---- Input rows

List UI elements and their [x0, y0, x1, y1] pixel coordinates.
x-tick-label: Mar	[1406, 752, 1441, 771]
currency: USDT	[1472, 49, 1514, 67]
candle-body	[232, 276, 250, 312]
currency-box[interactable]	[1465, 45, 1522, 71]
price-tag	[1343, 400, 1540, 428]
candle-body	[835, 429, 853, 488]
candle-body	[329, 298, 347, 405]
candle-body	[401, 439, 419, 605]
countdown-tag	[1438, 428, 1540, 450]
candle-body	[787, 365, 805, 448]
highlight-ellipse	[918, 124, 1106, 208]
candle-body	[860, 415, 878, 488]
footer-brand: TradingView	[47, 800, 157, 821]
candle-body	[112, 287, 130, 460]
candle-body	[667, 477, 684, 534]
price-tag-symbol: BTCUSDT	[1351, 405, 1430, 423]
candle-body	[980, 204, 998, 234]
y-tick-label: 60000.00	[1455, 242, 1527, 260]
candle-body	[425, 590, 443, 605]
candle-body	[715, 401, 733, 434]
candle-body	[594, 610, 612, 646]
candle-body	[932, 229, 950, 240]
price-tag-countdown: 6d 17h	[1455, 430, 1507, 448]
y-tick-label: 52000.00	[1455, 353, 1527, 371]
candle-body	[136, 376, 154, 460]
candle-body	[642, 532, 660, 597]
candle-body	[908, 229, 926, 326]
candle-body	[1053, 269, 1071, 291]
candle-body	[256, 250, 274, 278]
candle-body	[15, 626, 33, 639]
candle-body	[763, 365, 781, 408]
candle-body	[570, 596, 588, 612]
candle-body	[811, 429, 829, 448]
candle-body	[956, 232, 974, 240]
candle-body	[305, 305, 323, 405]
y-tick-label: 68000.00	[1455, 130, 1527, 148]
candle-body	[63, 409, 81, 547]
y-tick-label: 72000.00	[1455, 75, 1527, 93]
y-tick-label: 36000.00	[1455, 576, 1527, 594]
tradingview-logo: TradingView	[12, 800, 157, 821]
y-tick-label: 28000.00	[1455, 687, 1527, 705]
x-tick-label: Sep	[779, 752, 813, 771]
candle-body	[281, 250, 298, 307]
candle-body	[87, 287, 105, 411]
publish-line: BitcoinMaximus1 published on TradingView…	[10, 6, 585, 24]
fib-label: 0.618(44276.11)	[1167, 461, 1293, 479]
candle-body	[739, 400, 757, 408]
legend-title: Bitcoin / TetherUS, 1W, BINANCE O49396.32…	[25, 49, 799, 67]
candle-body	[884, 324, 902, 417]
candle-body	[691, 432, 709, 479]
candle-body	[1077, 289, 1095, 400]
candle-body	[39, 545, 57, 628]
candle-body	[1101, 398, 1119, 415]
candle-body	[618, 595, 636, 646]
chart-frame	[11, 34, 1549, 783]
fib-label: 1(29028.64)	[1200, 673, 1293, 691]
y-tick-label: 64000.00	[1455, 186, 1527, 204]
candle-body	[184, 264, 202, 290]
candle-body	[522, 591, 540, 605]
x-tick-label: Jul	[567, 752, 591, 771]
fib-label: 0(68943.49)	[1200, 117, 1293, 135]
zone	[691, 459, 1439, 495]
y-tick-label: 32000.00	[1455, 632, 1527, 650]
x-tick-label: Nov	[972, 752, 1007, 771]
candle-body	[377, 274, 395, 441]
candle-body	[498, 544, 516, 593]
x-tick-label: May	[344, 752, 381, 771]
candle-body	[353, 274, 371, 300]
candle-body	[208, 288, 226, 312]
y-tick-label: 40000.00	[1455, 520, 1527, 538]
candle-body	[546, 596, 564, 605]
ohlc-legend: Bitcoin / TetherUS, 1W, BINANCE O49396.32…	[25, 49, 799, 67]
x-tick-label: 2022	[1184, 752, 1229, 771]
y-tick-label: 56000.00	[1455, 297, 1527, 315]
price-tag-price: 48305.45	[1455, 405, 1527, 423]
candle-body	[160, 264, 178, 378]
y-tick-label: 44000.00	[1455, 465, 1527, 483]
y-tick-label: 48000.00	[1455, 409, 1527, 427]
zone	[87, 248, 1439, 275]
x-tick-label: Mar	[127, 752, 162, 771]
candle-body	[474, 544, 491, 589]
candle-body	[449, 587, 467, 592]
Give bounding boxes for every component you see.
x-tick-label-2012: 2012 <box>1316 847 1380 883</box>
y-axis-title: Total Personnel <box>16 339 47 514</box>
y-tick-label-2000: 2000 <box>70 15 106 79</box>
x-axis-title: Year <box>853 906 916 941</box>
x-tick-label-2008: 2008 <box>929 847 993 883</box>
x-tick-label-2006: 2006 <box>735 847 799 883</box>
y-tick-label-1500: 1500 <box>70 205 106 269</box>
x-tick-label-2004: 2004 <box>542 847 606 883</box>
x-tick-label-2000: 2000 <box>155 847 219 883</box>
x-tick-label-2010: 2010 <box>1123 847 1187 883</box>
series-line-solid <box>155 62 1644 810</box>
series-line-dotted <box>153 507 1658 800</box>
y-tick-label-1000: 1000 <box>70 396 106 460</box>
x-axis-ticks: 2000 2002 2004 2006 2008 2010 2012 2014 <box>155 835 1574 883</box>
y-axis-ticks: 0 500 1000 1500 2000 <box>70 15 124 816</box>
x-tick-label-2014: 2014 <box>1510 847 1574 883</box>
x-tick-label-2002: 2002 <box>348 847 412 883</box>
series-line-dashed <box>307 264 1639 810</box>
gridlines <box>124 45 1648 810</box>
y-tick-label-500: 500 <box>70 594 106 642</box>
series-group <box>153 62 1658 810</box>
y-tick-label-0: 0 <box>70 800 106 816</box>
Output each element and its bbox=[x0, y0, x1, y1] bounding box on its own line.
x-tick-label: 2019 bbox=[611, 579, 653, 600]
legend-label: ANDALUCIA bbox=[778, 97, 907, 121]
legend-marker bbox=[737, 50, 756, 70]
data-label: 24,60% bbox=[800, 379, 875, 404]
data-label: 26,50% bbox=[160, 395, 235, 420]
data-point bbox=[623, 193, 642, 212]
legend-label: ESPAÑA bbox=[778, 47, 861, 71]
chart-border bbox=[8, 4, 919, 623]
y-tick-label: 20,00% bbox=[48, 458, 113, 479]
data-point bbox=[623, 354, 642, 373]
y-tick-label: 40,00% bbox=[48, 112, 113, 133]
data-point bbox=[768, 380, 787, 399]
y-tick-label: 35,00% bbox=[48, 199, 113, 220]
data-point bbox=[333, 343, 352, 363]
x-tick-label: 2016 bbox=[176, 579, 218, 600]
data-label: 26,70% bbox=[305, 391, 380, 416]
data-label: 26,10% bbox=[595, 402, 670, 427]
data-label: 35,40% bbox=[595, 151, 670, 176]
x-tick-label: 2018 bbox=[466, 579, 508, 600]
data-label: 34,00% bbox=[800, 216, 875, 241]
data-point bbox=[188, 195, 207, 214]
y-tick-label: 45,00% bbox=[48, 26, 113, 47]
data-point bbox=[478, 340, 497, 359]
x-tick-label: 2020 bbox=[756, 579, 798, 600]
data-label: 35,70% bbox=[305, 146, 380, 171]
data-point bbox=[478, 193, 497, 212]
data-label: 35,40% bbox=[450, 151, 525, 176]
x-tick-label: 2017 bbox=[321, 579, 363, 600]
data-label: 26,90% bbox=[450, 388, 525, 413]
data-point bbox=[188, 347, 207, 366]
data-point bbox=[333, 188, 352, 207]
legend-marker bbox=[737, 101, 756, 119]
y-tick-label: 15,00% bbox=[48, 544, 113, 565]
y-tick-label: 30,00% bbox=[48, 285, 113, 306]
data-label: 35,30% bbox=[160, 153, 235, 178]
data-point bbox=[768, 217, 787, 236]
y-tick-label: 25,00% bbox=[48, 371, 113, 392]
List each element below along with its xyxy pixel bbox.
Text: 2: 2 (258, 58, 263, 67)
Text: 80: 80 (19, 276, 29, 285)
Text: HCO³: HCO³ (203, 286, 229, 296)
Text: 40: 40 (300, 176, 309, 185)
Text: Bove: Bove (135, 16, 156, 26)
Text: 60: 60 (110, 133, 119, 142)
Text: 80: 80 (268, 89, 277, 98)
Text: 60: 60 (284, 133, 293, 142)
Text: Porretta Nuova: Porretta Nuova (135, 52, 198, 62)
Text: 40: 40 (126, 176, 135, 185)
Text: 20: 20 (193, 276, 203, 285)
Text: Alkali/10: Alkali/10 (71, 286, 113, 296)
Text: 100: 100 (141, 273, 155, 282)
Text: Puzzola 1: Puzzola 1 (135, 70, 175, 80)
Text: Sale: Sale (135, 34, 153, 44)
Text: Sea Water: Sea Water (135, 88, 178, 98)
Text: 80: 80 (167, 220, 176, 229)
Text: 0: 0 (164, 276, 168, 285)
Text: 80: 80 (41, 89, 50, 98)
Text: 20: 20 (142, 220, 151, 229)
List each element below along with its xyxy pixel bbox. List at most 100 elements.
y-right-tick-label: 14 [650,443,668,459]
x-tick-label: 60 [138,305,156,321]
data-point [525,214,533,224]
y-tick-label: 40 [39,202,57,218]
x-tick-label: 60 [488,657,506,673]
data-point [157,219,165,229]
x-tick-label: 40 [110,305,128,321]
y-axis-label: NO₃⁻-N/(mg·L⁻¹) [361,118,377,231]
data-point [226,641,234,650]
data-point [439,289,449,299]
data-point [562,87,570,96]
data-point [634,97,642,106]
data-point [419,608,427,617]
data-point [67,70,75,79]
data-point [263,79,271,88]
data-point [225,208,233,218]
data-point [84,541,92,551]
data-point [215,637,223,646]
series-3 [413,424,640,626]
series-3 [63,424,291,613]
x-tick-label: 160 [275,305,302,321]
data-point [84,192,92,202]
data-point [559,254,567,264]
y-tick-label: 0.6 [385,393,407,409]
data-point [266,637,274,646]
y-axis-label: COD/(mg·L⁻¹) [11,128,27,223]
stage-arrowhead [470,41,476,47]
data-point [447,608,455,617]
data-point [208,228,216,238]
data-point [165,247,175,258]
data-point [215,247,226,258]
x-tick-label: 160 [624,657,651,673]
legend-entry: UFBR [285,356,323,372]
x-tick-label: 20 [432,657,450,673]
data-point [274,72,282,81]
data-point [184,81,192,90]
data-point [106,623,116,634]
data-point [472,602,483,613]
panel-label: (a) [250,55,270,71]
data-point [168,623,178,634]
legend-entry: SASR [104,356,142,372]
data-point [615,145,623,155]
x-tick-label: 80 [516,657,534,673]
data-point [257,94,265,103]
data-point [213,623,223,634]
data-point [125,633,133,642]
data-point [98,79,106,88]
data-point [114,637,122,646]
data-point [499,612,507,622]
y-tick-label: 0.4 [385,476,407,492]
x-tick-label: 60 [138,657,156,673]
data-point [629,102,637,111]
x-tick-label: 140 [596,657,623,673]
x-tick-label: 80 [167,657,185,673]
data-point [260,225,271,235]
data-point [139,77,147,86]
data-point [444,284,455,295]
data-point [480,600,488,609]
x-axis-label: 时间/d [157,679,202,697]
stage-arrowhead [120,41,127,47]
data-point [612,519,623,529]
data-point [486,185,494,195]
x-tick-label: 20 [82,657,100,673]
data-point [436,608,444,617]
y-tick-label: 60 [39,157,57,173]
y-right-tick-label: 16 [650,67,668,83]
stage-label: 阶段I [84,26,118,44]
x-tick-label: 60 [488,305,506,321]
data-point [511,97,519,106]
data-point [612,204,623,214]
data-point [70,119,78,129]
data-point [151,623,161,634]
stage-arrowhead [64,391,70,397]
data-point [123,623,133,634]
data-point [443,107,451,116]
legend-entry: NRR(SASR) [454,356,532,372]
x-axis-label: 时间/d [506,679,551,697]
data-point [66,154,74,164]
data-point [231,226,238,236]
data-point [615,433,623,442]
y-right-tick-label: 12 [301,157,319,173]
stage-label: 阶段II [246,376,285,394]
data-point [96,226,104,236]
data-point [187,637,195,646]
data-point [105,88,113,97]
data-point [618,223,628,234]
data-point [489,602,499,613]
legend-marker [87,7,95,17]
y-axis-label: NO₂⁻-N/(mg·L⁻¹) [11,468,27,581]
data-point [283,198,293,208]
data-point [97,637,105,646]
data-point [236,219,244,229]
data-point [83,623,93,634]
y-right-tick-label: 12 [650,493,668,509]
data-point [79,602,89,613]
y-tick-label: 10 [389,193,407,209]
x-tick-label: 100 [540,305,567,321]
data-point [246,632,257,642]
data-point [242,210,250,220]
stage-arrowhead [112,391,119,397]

--------

Copy word for word the lines of the material from its first line through the line containing "430, 1507, 448]", including both of those lines.

**Completed exercise:**
List UI elements and their [x0, y0, x1, y1] pixel coordinates.
x-tick-label: Mar	[1406, 752, 1441, 771]
currency: USDT	[1472, 49, 1514, 67]
candle-body	[232, 276, 250, 312]
currency-box[interactable]	[1465, 45, 1522, 71]
price-tag	[1343, 400, 1540, 428]
candle-body	[835, 429, 853, 488]
candle-body	[329, 298, 347, 405]
candle-body	[401, 439, 419, 605]
countdown-tag	[1438, 428, 1540, 450]
candle-body	[787, 365, 805, 448]
highlight-ellipse	[918, 124, 1106, 208]
candle-body	[860, 415, 878, 488]
footer-brand: TradingView	[47, 800, 157, 821]
candle-body	[112, 287, 130, 460]
candle-body	[667, 477, 684, 534]
price-tag-symbol: BTCUSDT	[1351, 405, 1430, 423]
candle-body	[980, 204, 998, 234]
y-tick-label: 60000.00	[1455, 242, 1527, 260]
candle-body	[425, 590, 443, 605]
candle-body	[715, 401, 733, 434]
candle-body	[594, 610, 612, 646]
candle-body	[932, 229, 950, 240]
price-tag-countdown: 6d 17h	[1455, 430, 1507, 448]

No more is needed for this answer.